### What you should do
Pick out each line containing the string "nous" and copy it.

### Information shown
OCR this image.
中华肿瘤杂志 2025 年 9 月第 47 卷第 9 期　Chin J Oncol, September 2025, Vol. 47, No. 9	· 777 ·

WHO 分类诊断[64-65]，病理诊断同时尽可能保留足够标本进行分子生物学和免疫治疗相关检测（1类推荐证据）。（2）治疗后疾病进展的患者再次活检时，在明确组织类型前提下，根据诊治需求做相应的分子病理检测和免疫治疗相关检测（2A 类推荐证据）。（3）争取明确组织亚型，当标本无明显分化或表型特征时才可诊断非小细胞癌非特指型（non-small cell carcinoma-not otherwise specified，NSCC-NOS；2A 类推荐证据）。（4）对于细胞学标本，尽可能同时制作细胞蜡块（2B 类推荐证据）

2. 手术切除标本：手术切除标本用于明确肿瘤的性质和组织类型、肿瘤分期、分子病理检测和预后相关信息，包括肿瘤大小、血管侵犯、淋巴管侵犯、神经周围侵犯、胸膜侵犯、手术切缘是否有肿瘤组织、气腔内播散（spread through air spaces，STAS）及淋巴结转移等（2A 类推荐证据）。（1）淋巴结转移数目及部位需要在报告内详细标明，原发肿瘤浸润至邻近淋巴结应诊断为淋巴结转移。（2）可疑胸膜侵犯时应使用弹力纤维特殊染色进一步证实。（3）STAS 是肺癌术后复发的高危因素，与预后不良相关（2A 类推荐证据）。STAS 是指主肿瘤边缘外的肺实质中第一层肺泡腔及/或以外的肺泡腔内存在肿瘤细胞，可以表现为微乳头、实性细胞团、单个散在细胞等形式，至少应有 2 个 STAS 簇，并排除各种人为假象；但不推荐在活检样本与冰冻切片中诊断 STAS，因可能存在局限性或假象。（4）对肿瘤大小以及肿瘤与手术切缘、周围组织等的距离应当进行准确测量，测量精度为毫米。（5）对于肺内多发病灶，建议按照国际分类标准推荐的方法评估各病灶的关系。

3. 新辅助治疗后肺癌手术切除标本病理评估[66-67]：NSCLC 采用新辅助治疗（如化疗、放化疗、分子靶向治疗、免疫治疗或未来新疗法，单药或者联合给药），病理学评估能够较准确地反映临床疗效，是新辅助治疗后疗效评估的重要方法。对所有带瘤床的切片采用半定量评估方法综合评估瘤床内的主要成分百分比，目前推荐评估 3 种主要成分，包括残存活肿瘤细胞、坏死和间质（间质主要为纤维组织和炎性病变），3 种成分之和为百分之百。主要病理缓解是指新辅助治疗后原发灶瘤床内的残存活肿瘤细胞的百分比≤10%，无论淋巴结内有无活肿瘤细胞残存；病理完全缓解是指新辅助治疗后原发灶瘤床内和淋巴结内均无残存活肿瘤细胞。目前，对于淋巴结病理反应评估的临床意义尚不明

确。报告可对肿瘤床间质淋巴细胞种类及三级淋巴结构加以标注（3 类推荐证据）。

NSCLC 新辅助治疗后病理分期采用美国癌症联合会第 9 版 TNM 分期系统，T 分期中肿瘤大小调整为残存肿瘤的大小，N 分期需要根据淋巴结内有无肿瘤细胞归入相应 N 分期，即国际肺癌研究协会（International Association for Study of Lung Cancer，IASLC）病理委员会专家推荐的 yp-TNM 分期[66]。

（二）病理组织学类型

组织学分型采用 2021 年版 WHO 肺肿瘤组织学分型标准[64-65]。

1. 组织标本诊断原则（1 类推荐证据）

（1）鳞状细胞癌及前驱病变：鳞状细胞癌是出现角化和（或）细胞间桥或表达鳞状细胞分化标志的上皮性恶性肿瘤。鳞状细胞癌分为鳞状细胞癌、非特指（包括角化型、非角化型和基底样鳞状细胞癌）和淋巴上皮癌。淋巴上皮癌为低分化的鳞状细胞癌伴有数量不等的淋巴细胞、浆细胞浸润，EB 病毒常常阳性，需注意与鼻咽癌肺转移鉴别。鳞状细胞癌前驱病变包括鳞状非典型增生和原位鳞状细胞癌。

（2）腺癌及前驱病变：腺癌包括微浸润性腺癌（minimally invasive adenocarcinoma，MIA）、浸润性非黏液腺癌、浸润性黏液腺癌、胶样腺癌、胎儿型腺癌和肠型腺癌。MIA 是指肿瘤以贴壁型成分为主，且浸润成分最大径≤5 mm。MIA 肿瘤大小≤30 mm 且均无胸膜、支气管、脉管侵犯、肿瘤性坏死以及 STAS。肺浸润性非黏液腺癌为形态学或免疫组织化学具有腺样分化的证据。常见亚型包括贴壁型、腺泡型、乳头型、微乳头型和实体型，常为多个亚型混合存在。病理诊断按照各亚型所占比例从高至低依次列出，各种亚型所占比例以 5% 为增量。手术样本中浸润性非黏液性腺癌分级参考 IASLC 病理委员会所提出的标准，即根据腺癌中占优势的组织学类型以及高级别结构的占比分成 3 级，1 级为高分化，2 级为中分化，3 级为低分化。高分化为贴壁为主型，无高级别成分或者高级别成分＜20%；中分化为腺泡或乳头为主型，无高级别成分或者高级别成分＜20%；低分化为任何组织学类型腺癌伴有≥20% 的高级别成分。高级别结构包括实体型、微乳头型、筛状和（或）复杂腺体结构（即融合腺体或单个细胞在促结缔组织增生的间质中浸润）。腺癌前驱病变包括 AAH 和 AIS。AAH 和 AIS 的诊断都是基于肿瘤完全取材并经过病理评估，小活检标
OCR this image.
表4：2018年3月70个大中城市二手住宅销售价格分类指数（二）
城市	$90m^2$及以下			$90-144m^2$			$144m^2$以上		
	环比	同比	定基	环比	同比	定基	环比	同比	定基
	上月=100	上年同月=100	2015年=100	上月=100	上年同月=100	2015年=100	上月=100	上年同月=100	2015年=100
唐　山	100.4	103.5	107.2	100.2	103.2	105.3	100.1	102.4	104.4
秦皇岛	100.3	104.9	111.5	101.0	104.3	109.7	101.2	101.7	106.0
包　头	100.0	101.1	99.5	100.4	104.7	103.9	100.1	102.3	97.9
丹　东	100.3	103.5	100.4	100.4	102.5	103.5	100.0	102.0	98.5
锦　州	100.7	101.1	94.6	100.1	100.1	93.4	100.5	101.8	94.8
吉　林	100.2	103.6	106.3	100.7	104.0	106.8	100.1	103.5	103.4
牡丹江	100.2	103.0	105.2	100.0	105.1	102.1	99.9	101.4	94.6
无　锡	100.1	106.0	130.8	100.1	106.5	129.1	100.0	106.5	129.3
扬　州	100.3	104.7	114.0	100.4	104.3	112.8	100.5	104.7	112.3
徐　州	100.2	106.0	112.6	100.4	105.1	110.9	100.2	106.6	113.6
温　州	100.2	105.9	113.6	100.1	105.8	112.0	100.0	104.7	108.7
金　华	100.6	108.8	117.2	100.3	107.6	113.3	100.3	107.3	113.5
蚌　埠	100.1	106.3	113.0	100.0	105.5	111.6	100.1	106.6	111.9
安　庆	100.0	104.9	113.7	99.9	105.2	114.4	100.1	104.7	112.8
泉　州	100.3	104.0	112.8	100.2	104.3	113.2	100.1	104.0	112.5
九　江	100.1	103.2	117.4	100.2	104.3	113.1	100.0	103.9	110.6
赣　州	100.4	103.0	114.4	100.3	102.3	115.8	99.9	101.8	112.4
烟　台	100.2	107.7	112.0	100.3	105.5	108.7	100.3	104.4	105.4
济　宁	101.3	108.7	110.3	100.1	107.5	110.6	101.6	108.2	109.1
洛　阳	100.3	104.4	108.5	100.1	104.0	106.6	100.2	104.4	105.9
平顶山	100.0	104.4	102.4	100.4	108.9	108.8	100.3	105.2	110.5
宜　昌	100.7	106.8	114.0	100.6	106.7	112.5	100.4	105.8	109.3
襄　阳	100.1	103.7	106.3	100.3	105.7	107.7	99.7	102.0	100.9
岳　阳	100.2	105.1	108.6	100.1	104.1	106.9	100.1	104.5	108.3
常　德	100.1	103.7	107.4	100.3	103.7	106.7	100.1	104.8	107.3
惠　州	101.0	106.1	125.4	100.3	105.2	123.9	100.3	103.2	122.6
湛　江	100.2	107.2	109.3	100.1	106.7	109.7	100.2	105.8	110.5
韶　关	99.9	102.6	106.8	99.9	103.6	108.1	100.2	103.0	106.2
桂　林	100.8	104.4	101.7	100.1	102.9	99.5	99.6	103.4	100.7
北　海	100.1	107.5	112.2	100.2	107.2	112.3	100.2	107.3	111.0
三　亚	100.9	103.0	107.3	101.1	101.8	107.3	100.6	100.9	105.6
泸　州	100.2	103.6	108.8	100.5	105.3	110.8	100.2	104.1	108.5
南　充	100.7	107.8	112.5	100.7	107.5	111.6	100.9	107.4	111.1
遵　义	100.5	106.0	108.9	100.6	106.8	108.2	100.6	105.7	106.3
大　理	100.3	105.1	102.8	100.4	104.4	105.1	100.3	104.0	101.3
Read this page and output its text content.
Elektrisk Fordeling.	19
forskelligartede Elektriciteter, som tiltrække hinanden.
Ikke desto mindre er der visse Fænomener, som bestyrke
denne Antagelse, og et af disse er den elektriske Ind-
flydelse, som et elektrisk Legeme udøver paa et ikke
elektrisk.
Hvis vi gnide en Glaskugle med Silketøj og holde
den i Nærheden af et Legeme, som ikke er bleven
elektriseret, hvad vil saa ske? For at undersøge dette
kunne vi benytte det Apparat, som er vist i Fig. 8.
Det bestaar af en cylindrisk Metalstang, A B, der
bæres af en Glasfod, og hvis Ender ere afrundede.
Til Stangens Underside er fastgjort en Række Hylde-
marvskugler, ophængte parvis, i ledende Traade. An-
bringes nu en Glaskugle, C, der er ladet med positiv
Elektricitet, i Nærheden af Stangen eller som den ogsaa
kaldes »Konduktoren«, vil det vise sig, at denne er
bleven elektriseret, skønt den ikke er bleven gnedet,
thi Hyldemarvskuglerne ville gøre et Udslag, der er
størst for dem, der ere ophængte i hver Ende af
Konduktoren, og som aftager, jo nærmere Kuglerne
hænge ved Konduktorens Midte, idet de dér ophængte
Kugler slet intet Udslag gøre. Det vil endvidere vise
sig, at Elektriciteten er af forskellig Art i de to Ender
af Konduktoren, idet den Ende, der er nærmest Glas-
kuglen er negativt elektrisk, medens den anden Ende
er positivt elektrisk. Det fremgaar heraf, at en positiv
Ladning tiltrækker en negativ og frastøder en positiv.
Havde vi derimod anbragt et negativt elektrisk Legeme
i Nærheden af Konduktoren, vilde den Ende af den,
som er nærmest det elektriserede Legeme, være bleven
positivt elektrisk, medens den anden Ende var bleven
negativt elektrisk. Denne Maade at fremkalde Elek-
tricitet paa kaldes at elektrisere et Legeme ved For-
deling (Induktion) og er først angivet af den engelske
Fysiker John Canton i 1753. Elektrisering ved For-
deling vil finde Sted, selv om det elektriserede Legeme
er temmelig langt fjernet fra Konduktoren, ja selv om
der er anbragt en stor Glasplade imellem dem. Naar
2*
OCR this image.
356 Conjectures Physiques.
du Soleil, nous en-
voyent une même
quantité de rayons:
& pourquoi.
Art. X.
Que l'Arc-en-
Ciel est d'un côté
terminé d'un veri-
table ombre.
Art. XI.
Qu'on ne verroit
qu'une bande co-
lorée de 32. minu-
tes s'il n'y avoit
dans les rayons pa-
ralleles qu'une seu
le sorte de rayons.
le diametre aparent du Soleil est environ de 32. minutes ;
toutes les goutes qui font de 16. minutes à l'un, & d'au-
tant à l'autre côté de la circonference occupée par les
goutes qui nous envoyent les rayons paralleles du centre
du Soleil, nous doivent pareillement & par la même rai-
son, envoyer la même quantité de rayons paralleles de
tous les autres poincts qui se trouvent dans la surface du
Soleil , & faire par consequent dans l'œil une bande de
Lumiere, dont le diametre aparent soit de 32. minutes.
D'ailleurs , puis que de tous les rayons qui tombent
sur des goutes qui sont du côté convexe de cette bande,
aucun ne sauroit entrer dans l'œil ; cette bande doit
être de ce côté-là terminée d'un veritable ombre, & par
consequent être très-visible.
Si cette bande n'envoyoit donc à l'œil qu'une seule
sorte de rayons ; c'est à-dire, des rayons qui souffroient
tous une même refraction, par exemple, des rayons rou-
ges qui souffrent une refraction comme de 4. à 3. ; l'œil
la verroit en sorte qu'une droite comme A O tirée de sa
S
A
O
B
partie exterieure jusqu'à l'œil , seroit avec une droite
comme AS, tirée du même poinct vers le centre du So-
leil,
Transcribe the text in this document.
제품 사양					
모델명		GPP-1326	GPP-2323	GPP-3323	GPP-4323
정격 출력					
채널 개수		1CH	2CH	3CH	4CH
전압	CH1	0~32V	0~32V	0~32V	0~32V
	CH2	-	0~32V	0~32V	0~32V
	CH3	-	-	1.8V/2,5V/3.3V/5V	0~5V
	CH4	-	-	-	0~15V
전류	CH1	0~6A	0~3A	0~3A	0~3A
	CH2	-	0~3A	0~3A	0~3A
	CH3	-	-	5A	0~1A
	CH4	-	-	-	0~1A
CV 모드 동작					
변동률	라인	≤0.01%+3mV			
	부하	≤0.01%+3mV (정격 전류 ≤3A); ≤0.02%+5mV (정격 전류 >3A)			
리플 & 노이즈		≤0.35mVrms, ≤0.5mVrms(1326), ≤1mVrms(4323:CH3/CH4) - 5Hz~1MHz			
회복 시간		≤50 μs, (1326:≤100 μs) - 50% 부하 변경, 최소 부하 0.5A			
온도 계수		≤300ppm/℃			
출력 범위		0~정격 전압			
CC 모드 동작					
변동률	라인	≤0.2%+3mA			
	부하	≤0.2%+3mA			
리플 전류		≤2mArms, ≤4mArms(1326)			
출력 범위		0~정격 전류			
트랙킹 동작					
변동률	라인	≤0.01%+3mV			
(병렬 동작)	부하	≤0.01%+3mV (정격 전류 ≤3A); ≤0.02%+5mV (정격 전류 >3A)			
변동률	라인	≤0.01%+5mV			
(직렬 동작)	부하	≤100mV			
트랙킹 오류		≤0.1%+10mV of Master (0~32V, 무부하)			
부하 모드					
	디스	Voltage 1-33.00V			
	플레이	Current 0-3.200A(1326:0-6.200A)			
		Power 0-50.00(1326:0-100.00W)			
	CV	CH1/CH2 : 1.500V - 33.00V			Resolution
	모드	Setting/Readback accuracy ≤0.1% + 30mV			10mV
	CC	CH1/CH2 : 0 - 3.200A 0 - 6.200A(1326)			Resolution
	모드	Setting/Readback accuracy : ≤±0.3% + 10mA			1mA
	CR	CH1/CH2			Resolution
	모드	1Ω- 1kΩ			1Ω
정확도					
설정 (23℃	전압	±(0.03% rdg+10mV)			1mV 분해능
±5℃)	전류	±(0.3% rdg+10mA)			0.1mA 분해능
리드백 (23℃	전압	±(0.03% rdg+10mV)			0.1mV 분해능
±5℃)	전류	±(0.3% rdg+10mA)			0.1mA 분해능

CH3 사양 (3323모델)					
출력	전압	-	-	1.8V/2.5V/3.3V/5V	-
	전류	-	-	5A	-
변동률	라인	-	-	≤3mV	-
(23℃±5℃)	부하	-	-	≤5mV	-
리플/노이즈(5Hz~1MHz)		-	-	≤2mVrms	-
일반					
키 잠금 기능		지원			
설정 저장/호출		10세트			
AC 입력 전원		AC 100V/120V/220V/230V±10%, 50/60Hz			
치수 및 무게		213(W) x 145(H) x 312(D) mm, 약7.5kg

### The output
du Soleil, nous en-
goutes qui nous envoyent les rayons paralleles du centre
du Soleil, nous doivent pareillement & par la même rai-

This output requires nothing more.